Extract all lines containing "Nama".

** START OF LISTED ENTRIES **

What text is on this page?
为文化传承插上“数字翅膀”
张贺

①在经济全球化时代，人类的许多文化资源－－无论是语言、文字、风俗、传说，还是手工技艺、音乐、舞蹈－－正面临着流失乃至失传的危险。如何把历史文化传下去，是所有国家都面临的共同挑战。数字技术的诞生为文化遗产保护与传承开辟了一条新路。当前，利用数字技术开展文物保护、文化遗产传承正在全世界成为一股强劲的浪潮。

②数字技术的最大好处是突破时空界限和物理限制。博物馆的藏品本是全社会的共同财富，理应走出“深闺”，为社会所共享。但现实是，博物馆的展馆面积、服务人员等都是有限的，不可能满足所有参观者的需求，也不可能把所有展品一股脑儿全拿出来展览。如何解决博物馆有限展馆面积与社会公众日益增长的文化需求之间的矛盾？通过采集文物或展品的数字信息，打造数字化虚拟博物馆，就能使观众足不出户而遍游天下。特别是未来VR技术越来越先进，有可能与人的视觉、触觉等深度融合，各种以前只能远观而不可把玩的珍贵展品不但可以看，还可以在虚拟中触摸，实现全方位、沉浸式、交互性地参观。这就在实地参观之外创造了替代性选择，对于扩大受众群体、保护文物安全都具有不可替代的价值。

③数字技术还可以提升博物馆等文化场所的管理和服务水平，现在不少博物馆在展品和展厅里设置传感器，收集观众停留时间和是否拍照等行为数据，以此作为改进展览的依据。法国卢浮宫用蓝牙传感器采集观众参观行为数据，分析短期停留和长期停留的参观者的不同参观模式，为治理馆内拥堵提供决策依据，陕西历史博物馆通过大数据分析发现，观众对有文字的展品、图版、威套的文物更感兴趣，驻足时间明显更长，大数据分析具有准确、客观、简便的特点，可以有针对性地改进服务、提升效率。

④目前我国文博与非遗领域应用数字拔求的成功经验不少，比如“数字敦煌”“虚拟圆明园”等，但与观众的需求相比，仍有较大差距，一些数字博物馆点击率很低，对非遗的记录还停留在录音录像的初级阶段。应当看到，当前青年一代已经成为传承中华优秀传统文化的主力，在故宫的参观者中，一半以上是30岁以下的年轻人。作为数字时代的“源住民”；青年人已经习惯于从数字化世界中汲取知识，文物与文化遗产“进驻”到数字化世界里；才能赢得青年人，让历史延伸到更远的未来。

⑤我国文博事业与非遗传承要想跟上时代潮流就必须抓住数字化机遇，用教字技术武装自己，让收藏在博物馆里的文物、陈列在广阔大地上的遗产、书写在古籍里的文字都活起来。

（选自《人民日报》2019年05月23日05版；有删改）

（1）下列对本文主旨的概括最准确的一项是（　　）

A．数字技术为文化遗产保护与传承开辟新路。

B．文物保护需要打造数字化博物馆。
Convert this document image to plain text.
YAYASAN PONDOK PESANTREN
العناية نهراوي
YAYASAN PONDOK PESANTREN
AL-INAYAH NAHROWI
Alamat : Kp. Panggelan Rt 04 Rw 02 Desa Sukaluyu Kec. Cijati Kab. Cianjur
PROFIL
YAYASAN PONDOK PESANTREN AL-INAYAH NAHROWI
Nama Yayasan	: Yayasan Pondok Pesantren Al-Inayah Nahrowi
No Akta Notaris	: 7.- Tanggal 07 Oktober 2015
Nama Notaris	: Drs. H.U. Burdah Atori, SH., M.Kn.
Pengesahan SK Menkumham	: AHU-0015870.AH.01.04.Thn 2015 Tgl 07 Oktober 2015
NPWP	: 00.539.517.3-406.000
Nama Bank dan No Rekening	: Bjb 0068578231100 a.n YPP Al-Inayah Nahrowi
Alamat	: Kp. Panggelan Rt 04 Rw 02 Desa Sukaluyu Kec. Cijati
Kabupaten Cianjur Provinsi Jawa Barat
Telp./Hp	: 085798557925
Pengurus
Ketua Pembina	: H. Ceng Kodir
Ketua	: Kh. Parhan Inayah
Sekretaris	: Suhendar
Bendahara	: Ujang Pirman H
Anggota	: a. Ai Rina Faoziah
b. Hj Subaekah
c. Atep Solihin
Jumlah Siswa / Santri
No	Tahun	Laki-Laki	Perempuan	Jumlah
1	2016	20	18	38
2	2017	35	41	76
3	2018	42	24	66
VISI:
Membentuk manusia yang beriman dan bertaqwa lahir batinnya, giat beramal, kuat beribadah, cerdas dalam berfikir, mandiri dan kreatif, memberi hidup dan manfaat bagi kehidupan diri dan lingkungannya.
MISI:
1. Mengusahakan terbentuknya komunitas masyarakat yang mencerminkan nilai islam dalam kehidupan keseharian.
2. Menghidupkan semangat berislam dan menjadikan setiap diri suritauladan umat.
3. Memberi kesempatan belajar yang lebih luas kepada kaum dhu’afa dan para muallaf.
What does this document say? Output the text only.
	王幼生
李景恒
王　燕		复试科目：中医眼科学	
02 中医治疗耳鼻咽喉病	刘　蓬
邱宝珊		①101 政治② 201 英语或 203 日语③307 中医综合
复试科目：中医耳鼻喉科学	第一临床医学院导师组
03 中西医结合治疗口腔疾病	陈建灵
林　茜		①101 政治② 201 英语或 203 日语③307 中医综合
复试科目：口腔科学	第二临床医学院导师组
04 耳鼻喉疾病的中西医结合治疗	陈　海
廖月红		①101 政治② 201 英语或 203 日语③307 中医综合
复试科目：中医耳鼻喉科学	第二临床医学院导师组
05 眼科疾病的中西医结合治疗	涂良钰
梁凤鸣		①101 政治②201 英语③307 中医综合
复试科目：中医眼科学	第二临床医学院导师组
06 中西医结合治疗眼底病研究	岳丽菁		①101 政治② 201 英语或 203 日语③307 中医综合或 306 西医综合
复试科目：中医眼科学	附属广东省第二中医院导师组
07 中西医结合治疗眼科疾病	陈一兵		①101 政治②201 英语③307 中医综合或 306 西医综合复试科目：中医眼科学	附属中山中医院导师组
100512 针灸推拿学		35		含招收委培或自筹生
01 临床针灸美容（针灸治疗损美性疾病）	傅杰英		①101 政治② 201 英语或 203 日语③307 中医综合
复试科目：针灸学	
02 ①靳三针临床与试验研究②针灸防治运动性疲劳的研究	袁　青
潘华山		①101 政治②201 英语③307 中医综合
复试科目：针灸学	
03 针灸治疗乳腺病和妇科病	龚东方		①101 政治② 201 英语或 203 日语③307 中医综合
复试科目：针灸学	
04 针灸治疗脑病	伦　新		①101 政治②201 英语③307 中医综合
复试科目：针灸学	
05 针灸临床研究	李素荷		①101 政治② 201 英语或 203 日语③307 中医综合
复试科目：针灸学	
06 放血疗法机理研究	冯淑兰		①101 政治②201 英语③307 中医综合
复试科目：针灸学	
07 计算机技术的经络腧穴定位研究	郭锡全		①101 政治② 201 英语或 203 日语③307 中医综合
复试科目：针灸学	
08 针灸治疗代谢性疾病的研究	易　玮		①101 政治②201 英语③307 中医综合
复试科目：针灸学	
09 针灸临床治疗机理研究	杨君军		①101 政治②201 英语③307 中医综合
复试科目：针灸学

** END OF LISTED ENTRIES **

ANSWER FOR THE TASK |
Nama Yayasan	: Yayasan Pondok Pesantren Al-Inayah Nahrowi
Nama Notaris	: Drs. H.U. Burdah Atori, SH., M.Kn.
Nama Bank dan No Rekening	: Bjb 0068578231100 a.n YPP Al-Inayah Nahrowi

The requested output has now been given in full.